■ Records shown:
————

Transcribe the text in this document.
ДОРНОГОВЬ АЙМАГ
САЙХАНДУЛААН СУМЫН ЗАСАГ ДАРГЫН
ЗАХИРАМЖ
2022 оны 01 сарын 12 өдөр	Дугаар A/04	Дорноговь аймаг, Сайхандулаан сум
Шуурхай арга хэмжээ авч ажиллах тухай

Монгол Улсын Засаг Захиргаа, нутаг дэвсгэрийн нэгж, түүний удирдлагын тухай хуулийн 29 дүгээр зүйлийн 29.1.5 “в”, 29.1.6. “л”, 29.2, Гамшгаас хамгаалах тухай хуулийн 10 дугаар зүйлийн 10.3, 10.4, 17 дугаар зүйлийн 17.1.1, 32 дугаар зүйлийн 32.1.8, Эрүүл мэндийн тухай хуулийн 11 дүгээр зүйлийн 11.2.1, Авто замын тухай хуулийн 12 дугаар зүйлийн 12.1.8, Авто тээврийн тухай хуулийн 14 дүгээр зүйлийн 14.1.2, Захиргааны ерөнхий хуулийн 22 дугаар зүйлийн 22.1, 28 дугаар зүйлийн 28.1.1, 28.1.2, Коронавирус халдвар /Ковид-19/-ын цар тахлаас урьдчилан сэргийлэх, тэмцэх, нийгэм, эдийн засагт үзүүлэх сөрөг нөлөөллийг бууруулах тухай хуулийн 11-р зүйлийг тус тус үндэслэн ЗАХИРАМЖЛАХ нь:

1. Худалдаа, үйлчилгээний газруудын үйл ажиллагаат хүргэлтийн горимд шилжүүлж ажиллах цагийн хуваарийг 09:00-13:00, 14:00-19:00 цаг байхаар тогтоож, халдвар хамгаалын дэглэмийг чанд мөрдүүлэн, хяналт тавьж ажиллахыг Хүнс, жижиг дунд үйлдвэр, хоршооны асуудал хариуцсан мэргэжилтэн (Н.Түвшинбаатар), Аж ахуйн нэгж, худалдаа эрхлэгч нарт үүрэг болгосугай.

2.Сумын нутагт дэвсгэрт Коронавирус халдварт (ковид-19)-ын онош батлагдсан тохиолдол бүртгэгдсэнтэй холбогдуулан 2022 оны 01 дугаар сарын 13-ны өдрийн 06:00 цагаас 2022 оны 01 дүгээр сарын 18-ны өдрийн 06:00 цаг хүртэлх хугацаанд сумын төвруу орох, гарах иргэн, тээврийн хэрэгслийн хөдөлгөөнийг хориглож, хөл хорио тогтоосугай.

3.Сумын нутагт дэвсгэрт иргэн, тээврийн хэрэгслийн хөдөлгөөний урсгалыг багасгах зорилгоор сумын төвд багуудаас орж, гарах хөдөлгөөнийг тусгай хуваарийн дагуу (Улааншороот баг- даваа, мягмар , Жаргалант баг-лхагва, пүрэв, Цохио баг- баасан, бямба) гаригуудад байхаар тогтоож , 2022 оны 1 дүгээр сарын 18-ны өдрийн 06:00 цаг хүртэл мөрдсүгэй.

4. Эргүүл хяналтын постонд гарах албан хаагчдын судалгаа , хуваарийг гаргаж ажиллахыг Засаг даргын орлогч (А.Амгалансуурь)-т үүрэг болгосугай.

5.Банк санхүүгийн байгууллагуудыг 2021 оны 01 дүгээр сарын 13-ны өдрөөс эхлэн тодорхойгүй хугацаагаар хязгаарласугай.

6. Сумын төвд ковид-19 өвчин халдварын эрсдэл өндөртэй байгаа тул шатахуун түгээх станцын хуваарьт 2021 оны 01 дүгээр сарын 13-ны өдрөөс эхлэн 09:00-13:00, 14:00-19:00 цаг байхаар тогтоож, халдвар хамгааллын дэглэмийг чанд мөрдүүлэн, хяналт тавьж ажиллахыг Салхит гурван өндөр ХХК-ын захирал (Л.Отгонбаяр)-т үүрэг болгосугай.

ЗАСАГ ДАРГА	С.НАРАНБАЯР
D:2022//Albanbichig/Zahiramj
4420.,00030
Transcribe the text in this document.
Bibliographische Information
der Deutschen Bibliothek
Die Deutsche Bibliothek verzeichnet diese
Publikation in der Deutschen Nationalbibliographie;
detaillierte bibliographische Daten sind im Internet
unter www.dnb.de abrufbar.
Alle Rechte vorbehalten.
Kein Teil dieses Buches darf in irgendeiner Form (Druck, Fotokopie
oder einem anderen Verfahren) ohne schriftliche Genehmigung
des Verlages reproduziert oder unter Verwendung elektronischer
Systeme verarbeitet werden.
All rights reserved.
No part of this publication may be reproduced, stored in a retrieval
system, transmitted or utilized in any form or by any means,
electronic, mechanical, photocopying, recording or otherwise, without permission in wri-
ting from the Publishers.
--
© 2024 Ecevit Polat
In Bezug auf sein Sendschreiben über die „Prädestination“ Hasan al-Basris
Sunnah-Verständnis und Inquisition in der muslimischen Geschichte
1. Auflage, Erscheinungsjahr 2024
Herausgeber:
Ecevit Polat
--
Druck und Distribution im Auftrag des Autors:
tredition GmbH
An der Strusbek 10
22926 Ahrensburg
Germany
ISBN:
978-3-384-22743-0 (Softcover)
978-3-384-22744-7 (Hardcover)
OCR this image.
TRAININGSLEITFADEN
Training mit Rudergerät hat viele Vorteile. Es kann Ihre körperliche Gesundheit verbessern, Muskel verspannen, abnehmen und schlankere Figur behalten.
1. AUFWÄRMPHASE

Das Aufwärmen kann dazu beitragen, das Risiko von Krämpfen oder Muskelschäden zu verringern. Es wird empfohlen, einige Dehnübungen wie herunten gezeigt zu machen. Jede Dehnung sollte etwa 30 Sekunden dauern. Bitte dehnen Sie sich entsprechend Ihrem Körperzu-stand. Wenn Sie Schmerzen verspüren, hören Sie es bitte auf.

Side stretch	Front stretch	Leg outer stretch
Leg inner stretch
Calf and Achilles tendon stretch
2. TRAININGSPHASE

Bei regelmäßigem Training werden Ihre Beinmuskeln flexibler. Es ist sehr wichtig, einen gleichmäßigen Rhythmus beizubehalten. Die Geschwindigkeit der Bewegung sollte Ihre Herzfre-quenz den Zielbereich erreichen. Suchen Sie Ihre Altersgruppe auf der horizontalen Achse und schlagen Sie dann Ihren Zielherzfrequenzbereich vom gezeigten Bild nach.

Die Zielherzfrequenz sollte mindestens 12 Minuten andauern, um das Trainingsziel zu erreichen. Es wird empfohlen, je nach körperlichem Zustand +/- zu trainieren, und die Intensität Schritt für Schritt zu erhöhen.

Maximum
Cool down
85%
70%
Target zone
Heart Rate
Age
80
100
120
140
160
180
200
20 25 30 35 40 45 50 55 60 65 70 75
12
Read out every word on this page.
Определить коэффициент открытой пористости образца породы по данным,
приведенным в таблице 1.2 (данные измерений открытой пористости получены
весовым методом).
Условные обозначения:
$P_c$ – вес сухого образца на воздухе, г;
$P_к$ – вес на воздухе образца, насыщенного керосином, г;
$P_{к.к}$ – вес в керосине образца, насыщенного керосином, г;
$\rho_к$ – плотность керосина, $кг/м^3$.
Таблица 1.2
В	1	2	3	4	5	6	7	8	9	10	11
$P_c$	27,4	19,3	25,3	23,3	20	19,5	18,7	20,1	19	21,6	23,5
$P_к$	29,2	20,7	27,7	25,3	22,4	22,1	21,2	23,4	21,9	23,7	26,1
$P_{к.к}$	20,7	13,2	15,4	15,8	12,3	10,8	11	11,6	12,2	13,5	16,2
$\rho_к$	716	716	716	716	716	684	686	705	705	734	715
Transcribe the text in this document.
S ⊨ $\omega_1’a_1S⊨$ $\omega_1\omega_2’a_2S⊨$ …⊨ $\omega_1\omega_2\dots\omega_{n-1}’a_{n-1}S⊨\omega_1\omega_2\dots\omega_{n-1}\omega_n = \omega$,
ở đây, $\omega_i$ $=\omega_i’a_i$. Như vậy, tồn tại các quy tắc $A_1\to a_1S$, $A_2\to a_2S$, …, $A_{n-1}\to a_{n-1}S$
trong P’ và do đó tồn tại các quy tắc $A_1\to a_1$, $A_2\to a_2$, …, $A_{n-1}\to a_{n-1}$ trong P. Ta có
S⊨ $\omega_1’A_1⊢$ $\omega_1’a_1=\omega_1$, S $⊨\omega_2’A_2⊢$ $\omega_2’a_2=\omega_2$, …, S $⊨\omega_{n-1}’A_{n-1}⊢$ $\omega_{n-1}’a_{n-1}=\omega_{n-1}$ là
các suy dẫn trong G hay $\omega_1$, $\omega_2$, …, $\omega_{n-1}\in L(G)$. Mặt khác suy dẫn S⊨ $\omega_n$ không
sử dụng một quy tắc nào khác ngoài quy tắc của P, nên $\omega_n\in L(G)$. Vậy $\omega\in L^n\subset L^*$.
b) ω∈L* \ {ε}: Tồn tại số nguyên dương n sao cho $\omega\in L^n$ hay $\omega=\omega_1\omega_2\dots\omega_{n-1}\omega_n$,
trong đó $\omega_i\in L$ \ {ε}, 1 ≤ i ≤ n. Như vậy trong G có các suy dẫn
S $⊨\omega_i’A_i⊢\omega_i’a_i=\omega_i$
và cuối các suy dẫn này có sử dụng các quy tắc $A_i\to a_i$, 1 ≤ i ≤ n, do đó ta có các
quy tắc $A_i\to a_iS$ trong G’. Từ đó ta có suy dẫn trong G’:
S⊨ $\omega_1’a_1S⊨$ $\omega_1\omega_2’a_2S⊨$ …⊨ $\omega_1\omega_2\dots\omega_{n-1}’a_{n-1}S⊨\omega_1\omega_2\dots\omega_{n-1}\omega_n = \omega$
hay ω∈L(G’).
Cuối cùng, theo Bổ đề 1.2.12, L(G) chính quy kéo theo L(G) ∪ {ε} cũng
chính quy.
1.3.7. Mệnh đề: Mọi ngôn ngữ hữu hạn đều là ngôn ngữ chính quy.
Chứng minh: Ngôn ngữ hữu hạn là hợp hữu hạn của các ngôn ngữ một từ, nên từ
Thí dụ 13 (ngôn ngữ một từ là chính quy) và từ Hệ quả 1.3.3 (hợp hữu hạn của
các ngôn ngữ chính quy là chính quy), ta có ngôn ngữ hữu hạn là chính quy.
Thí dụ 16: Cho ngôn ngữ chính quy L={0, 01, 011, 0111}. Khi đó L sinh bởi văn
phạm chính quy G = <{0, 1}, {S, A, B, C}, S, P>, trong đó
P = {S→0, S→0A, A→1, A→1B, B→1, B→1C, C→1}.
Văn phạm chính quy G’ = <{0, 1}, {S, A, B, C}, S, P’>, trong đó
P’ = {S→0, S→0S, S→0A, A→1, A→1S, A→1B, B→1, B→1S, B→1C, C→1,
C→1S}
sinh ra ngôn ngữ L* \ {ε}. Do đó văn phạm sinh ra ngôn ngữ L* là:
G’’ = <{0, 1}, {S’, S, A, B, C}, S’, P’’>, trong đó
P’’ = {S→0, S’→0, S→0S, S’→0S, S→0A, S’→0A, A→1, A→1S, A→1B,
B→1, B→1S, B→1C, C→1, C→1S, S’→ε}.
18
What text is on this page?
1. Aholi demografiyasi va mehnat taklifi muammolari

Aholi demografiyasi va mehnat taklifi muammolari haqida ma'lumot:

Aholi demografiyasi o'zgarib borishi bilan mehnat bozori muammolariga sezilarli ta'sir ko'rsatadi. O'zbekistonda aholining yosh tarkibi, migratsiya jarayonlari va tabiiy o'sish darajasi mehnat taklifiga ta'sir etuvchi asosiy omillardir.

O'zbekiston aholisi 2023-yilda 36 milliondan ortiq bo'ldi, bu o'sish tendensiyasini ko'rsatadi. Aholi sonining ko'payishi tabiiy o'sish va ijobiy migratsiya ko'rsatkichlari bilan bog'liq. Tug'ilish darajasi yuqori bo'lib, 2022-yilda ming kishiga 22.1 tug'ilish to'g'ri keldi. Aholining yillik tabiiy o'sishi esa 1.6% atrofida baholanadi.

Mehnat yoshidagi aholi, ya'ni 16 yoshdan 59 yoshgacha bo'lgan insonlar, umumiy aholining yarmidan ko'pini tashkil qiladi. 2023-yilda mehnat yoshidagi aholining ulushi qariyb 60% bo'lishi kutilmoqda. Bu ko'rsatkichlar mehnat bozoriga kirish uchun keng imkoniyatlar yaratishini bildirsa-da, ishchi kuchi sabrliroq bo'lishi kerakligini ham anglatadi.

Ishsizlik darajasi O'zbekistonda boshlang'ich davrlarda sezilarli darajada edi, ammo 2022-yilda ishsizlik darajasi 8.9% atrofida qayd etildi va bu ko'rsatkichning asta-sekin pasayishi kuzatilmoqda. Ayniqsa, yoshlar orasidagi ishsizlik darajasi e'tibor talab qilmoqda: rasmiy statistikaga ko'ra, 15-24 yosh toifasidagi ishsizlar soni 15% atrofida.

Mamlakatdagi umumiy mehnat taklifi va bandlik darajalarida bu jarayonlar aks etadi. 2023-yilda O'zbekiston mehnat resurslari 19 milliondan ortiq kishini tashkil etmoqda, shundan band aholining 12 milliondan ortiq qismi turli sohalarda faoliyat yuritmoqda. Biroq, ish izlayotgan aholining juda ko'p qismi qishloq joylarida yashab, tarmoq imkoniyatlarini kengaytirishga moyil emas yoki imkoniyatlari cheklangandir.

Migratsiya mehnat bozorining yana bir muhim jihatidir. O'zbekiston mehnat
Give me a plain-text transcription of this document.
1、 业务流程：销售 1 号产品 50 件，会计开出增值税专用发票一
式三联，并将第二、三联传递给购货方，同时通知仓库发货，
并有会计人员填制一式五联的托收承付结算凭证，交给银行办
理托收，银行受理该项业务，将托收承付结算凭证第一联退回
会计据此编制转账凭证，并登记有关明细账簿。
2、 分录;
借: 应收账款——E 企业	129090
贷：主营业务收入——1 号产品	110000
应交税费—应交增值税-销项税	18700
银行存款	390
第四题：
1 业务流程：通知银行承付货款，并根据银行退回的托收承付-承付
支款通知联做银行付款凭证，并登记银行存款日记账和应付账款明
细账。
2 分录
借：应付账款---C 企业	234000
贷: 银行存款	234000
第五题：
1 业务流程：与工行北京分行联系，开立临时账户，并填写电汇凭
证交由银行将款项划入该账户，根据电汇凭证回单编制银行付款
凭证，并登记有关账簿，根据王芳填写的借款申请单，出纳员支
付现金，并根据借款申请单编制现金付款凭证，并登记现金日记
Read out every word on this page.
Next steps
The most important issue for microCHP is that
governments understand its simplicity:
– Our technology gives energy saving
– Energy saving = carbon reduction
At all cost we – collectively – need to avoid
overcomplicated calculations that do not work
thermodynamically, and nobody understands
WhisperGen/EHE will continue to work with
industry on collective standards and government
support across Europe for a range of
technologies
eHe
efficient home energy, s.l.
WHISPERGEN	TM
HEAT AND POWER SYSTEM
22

————

■ Your task:
Copy, from the material above, each line in which the string "oder" occurs.

■ Finished task:
oder einem anderen Verfahren) ohne schriftliche Genehmigung
des Verlages reproduziert oder unter Verwendung elektronischer
Das Aufwärmen kann dazu beitragen, das Risiko von Krämpfen oder Muskelschäden zu verringern. Es wird empfohlen, einige Dehnübungen wie herunten gezeigt zu machen. Jede Dehnung sollte etwa 30 Sekunden dauern. Bitte dehnen Sie sich entsprechend Ihrem Körperzu-stand. Wenn Sie Schmerzen verspüren, hören Sie es bitte auf.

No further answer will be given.